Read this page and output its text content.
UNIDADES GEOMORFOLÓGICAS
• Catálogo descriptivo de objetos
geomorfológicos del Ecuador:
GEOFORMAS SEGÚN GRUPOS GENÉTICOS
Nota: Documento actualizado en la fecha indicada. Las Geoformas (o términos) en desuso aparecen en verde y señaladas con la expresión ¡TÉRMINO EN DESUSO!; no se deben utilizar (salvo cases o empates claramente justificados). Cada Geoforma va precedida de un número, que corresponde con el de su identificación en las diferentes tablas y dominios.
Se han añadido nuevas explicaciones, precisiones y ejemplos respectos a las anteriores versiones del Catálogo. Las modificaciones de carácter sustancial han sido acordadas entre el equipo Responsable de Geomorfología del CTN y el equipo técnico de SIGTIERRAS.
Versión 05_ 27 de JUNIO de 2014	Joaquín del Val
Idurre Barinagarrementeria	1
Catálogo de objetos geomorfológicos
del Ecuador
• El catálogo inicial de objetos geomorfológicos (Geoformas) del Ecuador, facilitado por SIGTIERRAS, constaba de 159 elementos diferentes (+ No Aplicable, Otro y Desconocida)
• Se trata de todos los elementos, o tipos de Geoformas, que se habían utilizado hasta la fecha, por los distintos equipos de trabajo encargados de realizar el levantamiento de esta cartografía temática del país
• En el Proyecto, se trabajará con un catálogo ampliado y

------------------------------------------------------------

# AIM OF THE TASK
Tally the lines in these entries that have the string "objetos" in them, then answer with the count and nothing else.

# RESULT OF THE TASK
3